## Start

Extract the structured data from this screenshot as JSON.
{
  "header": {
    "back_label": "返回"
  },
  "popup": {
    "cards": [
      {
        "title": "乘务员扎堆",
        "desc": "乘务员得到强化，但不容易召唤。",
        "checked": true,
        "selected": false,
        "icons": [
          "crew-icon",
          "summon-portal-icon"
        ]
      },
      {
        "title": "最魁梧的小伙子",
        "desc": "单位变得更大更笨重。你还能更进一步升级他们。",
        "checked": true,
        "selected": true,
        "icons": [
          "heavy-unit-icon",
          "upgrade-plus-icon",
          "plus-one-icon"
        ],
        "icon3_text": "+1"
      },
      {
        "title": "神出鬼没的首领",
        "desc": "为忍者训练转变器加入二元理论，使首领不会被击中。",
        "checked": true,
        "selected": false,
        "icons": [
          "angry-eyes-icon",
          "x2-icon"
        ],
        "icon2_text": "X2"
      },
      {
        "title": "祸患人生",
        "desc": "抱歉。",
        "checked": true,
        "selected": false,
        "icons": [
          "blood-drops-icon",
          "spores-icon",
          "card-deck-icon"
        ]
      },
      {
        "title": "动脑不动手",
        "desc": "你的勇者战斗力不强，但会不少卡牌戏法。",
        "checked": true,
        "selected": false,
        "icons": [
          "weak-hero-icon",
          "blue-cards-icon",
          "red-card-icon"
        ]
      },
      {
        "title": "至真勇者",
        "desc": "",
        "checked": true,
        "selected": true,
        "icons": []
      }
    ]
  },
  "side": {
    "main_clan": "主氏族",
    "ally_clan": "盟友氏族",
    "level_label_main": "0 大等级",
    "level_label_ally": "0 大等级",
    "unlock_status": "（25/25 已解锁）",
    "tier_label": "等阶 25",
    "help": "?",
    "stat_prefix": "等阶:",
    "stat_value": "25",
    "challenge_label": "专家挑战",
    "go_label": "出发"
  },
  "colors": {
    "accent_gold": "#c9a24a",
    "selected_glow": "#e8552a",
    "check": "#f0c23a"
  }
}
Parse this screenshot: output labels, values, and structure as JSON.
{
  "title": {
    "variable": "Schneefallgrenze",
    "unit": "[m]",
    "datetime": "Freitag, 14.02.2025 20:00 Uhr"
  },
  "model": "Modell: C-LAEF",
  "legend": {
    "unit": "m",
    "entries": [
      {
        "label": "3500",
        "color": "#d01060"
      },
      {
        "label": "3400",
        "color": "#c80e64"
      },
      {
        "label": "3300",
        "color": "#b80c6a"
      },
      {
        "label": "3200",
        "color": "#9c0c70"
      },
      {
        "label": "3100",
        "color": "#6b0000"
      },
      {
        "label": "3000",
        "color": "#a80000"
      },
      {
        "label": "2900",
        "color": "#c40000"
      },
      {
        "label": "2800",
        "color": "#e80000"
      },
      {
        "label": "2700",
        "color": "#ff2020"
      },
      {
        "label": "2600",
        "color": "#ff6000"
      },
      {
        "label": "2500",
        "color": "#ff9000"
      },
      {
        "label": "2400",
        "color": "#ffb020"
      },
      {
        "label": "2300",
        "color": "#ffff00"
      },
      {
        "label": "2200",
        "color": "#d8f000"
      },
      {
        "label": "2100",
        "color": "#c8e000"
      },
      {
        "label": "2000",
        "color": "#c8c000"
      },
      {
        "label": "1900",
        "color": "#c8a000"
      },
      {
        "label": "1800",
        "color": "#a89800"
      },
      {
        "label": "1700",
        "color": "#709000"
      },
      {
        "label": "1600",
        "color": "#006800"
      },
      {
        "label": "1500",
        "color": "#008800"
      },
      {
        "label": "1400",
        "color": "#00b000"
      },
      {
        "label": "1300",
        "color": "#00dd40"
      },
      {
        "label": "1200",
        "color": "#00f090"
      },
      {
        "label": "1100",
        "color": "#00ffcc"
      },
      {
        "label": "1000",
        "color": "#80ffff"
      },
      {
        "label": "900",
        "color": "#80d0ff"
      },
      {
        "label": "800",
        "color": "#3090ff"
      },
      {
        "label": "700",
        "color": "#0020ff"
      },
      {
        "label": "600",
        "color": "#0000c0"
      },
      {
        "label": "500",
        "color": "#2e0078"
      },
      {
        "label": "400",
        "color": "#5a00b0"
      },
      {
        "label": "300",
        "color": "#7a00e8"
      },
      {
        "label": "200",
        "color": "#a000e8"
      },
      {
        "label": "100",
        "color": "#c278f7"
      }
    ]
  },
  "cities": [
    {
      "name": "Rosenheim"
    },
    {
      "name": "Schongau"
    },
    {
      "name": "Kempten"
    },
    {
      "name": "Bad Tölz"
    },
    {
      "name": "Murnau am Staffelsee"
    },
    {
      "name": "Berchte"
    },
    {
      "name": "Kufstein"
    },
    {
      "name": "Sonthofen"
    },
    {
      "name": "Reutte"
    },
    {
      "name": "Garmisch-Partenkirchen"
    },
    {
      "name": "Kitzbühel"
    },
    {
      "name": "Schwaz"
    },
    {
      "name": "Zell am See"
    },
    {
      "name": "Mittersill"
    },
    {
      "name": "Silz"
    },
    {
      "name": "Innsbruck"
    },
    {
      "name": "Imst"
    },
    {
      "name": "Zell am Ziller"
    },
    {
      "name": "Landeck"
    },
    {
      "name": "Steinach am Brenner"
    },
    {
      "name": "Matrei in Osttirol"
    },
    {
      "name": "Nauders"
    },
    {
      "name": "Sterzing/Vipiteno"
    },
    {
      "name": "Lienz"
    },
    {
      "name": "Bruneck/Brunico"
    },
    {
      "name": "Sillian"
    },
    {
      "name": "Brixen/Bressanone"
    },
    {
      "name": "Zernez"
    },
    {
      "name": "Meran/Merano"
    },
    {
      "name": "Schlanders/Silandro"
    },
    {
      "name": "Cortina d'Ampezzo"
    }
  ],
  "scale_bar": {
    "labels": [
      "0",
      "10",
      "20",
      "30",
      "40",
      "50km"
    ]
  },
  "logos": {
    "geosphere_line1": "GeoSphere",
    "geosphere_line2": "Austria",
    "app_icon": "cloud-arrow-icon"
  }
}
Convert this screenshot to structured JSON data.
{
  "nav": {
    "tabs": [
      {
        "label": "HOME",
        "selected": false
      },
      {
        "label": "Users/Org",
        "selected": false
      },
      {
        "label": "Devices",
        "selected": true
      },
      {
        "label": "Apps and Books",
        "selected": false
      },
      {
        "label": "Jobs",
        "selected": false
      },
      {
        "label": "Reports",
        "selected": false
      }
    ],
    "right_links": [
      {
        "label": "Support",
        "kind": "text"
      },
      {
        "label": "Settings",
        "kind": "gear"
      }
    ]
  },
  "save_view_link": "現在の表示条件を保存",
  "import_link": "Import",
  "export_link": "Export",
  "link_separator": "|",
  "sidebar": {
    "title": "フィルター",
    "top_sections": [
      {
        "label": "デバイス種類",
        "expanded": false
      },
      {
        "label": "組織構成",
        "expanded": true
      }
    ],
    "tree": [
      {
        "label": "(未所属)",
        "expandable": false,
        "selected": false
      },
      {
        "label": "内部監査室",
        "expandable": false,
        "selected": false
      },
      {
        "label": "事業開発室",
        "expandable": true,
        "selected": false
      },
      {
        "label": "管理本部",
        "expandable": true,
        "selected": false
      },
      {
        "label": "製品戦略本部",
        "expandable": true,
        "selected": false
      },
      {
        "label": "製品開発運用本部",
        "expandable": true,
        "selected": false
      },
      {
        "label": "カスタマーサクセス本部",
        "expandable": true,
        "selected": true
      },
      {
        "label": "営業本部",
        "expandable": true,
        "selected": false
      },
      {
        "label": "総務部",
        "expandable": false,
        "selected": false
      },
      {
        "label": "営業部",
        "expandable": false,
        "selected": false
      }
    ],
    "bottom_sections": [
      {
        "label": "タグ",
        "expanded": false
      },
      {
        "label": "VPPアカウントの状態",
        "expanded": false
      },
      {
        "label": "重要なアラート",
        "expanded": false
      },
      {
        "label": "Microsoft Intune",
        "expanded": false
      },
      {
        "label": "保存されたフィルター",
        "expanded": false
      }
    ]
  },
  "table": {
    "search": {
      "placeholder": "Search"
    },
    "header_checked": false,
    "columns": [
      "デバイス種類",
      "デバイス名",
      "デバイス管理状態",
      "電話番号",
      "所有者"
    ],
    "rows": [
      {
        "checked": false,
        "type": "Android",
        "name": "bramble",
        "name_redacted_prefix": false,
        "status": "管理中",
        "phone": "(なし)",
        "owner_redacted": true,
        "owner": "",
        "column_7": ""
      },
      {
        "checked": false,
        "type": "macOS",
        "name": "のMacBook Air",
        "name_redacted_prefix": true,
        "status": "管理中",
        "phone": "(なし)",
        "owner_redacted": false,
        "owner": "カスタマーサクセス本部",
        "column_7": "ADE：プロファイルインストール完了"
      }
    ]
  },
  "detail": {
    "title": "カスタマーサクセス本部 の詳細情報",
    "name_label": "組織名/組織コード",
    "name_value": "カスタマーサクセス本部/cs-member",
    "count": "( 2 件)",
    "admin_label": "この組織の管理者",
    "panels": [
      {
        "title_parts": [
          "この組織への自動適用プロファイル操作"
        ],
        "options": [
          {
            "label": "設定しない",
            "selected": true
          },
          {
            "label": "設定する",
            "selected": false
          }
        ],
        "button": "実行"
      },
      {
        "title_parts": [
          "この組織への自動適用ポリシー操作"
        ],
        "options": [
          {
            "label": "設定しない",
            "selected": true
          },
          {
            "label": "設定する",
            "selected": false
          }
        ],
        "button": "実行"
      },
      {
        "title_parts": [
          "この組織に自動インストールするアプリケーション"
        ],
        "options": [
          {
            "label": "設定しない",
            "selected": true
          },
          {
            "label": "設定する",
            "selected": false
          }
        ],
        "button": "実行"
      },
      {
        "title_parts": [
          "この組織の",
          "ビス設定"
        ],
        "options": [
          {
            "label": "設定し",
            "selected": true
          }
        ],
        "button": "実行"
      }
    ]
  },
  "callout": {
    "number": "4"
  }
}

## End

● **Problem details**: Identify each line in the records above that contains the word "data", and copy it out in full.

● **Exercise result**:
Extract the structured data from this screenshot as JSON.
Convert this screenshot to structured JSON data.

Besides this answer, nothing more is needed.